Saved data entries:
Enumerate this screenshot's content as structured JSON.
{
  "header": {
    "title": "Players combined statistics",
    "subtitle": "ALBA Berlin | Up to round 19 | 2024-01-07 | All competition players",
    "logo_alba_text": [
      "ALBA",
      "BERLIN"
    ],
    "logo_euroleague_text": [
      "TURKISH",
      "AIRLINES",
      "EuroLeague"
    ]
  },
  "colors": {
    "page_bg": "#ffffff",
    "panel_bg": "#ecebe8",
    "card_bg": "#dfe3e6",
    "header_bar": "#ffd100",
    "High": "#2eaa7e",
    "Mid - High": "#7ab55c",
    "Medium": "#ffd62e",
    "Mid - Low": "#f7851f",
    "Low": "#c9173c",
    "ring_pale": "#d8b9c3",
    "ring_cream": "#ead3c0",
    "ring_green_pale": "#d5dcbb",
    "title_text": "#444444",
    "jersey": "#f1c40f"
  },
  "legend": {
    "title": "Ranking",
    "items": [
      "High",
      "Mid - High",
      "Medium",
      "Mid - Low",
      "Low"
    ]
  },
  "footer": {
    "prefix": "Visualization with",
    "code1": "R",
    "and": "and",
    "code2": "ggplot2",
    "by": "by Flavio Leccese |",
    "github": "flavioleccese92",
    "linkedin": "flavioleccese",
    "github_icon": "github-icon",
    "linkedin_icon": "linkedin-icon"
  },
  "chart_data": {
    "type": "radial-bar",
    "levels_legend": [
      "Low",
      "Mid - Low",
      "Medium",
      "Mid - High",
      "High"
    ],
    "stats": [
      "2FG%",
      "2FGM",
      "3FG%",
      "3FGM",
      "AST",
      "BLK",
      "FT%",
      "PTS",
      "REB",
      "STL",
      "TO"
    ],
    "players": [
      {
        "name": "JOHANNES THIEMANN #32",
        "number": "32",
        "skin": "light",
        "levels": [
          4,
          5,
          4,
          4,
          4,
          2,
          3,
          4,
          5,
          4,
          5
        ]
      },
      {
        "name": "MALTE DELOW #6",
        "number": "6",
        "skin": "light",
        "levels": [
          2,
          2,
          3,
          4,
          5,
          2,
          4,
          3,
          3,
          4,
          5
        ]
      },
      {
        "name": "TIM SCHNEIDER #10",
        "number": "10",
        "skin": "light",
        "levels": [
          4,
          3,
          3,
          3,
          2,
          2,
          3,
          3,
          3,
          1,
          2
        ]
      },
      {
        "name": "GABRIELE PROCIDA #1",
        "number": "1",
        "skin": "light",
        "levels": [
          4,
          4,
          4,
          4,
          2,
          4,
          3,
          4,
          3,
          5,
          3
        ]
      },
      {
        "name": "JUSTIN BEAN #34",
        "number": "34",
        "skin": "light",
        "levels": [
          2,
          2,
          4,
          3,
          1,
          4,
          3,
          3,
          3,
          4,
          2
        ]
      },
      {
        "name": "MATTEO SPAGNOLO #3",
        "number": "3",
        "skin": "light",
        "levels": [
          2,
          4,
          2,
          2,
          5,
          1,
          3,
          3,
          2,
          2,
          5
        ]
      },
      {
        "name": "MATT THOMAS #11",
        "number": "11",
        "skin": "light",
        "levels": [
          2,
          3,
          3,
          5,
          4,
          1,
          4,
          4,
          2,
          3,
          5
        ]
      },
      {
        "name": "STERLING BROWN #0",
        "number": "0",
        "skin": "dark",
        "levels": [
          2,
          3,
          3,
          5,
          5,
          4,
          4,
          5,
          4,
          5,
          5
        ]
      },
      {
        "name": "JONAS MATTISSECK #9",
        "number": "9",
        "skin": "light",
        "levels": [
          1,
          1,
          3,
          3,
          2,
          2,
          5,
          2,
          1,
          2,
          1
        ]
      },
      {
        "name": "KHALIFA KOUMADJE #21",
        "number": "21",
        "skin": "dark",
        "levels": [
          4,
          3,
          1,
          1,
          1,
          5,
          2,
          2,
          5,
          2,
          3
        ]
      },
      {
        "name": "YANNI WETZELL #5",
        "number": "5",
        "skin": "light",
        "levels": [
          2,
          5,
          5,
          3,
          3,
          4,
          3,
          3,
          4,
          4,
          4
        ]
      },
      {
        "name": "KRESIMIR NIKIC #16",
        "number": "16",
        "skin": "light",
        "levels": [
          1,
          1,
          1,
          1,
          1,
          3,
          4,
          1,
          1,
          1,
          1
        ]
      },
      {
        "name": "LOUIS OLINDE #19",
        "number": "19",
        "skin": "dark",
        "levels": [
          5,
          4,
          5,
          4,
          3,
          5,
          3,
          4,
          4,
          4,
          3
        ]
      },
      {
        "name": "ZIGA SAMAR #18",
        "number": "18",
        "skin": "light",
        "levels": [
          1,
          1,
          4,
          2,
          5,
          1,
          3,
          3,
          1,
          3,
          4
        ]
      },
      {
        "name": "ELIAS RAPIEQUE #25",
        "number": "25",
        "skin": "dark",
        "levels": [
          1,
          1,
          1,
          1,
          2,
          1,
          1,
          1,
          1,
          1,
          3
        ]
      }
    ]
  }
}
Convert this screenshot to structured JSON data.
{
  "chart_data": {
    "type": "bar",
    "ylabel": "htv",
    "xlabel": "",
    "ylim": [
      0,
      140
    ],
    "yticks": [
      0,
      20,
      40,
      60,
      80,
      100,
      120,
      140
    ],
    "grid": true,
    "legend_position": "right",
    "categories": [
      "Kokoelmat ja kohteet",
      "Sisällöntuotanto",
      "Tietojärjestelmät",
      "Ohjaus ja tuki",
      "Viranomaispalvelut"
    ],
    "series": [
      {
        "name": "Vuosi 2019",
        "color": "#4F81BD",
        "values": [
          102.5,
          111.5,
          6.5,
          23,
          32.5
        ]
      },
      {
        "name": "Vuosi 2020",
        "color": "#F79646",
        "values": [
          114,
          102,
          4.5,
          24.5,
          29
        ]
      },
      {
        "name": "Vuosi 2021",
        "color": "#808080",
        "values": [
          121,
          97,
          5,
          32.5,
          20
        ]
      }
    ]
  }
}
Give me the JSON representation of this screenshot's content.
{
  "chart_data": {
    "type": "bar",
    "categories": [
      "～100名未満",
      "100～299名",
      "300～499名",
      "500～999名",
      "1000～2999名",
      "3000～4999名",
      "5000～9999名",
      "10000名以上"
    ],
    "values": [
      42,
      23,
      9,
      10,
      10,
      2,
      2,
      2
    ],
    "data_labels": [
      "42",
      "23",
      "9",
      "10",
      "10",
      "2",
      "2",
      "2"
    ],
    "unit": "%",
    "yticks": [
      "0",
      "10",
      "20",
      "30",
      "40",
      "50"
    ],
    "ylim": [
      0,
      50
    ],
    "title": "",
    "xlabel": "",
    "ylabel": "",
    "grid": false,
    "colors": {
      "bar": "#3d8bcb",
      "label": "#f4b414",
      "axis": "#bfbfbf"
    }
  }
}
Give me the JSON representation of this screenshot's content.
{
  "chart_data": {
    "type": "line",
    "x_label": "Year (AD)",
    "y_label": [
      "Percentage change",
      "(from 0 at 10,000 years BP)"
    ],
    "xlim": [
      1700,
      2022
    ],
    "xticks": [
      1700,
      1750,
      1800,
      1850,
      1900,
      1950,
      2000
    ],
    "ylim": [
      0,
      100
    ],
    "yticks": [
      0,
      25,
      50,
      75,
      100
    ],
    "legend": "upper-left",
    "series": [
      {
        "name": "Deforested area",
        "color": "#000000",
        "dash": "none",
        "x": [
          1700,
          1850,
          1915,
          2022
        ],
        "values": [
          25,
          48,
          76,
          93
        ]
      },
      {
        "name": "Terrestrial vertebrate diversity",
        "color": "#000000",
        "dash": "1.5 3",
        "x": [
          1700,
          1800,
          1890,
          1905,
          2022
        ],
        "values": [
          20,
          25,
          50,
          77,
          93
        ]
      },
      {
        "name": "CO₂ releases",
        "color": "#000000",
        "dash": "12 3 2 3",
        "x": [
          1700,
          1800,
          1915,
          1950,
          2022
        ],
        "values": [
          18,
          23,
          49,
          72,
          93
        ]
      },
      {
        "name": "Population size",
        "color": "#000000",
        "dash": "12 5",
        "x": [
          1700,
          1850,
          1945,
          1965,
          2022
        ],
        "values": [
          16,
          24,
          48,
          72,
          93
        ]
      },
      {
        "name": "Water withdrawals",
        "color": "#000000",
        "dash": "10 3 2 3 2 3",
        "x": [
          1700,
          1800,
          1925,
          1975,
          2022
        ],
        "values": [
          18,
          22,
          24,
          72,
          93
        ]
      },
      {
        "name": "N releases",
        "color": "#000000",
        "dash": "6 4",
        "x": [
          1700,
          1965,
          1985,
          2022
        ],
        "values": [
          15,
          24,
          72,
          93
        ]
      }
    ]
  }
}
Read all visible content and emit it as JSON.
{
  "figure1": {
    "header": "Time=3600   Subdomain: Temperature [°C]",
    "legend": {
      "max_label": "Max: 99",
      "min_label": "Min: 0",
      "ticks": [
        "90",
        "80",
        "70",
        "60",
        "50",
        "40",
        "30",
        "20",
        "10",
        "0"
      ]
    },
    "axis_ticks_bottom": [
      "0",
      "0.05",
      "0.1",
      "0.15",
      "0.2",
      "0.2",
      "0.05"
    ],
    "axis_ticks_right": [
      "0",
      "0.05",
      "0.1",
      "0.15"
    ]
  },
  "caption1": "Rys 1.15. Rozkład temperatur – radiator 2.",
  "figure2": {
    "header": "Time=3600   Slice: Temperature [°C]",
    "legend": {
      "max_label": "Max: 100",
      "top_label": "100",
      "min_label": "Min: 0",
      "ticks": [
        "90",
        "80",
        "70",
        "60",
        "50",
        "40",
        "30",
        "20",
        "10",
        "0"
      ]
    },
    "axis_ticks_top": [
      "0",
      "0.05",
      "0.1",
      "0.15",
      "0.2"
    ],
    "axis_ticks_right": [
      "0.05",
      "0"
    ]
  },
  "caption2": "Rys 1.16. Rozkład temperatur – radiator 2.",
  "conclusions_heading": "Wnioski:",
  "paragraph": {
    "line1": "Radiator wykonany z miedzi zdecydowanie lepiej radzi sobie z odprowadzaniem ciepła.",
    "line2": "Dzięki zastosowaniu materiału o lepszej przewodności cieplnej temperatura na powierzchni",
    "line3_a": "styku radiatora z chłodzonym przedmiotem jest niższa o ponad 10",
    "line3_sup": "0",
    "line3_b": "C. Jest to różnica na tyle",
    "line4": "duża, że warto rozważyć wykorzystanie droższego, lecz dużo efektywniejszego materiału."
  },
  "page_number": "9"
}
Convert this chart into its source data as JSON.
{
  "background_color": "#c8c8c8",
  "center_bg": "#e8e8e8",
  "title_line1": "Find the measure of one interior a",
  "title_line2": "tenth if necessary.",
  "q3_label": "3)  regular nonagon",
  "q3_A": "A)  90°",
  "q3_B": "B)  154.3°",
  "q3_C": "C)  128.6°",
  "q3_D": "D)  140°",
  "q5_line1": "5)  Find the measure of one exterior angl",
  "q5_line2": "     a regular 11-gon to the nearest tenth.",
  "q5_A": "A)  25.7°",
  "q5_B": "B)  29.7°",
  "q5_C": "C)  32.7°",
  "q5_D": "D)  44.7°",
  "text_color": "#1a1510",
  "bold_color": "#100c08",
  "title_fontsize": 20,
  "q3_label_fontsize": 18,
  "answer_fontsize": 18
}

→ **What the exercise asks**: Looking at the listing above, count the lines that contain "linkedin" and give nothing but the number.

→ **Response to this exercise**: 2